Chart and figure data:

____________

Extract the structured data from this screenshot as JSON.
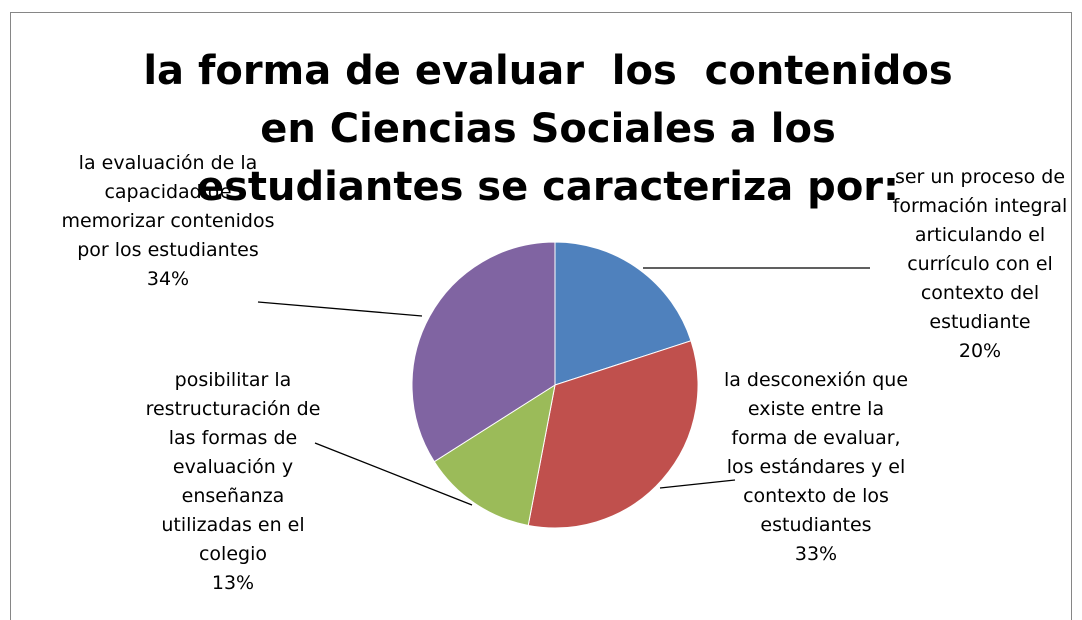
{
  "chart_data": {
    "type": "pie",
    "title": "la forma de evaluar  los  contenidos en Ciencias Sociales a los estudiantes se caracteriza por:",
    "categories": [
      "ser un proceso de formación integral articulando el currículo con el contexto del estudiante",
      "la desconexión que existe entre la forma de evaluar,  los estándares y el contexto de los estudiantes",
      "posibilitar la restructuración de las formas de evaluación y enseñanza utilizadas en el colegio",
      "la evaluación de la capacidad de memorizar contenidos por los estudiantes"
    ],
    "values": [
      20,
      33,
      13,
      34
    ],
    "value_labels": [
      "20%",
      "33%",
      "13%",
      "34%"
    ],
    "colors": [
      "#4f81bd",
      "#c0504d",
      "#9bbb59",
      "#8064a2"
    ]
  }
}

____________

Copy the data exactly. Any picture it contains is to be omitted.

Extract the structured data from this screenshot as JSON.
{
  "chart_data": {
    "type": "pie",
    "title": "la forma de evaluar  los  contenidos en Ciencias Sociales a los estudiantes se caracteriza por:",
    "categories": [
      "ser un proceso de formación integral articulando el currículo con el contexto del estudiante",
      "la desconexión que existe entre la forma de evaluar,  los estándares y el contexto de los estudiantes",
      "posibilitar la restructuración de las formas de evaluación y enseñanza utilizadas en el colegio",
      "la evaluación de la capacidad de memorizar contenidos por los estudiantes"
    ],
    "values": [
      20,
      33,
      13,
      34
    ],
    "value_labels": [
      "20%",
      "33%",
      "13%",
      "34%"
    ],
    "colors": [
      "#4f81bd",
      "#c0504d",
      "#9bbb59",
      "#8064a2"
    ]
  }
}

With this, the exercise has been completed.